### WRITTEN INSTRUCTION
Check every line below for the word "chevron" and copy each one that has it.

### MATERIAL FOR THIS TASK
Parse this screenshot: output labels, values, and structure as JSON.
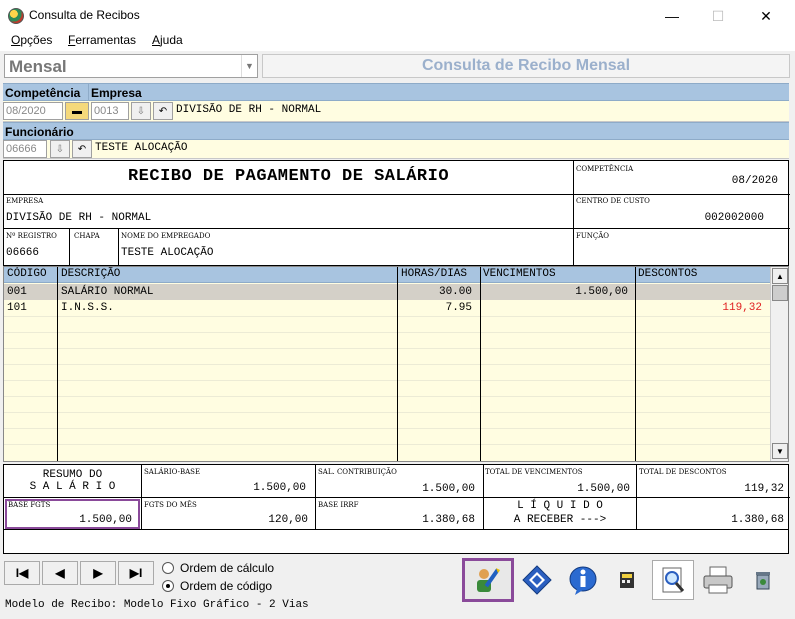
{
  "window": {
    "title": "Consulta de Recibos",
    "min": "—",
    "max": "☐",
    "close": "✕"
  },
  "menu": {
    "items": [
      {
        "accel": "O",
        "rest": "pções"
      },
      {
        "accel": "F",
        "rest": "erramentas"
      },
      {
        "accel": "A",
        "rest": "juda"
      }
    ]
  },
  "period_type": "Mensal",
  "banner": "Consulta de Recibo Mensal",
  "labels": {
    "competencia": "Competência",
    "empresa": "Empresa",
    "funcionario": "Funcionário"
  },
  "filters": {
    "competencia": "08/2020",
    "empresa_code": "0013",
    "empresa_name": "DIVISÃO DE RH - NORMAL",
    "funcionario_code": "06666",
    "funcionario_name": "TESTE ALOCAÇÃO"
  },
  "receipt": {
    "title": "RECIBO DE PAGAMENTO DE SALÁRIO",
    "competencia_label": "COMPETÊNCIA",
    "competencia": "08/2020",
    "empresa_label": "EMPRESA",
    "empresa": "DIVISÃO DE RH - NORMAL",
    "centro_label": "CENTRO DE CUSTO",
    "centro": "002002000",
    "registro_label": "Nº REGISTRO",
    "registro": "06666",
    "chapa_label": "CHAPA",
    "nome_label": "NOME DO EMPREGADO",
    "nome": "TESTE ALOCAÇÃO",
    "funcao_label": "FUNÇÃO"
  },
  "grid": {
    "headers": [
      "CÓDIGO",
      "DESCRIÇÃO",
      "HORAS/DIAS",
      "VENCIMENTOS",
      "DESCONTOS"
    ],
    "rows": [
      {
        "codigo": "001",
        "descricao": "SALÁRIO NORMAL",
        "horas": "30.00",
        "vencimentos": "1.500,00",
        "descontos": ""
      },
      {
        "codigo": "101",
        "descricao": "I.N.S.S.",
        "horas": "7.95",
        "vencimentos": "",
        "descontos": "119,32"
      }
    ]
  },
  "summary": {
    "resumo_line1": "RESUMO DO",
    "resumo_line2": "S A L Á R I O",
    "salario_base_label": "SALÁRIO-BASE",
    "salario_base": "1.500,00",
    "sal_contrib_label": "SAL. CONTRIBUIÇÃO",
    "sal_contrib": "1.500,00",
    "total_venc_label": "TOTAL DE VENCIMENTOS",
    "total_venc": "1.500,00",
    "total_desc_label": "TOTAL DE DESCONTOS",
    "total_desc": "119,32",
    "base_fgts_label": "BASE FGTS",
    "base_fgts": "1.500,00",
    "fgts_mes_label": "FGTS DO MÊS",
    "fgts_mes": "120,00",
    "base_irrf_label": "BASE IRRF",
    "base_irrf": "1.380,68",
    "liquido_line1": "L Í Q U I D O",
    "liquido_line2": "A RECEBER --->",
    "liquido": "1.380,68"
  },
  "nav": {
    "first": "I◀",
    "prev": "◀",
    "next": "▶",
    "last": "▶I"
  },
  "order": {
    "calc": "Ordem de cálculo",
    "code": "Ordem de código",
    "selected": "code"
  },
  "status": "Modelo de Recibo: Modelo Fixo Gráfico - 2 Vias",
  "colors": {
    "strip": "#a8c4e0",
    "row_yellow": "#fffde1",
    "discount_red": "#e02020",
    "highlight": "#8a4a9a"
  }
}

==

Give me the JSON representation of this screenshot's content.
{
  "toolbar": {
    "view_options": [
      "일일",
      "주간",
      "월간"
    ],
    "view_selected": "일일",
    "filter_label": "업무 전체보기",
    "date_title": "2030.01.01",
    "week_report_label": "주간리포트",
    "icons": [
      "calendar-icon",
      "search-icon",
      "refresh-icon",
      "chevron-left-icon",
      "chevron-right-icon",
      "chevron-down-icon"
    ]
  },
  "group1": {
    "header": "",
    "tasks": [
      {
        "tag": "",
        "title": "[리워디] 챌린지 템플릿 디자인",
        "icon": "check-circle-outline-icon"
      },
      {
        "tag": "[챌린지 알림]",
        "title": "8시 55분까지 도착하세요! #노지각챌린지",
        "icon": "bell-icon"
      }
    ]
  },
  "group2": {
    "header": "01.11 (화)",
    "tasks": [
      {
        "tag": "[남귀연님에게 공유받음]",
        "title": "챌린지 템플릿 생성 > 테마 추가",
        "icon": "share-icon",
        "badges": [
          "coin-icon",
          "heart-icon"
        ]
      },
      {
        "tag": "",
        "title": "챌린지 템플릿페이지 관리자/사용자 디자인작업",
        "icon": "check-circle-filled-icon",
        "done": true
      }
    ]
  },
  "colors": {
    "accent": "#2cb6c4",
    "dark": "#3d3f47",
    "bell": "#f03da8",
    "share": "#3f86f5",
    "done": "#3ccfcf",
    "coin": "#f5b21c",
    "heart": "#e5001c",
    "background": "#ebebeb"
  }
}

### THE COMPLETED TASK
      "chevron-left-icon",
      "chevron-right-icon",
      "chevron-down-icon"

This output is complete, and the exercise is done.